Input data:
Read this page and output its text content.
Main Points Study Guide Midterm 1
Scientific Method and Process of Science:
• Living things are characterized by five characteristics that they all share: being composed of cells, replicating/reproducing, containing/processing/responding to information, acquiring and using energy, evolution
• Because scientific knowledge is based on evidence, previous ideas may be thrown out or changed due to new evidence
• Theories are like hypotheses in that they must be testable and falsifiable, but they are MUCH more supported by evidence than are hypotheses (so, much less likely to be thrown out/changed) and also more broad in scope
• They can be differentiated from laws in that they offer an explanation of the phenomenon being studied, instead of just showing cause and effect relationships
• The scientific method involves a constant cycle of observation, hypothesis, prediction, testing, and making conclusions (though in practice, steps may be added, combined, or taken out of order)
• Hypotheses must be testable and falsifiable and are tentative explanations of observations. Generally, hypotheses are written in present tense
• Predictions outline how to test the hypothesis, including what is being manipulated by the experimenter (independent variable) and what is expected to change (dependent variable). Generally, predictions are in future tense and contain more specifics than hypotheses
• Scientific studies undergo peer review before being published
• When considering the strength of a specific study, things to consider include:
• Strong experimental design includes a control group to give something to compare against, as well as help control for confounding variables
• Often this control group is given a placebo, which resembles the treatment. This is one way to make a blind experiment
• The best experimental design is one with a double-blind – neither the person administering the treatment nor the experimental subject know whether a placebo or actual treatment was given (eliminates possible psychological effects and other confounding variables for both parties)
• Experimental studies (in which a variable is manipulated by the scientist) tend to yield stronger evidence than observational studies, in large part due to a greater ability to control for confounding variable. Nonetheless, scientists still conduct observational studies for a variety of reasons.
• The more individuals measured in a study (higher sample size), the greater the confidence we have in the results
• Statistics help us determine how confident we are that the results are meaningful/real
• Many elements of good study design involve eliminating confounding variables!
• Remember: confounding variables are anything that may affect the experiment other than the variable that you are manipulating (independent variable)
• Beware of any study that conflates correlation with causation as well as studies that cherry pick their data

The task: For the word "blind", go through the records and show each line that carries it.

Answer:
• Often this control group is given a placebo, which resembles the treatment. This is one way to make a blind experiment
• The best experimental design is one with a double-blind – neither the person administering the treatment nor the experimental subject know whether a placebo or actual treatment was given (eliminates possible psychological effects and other confounding variables for both parties)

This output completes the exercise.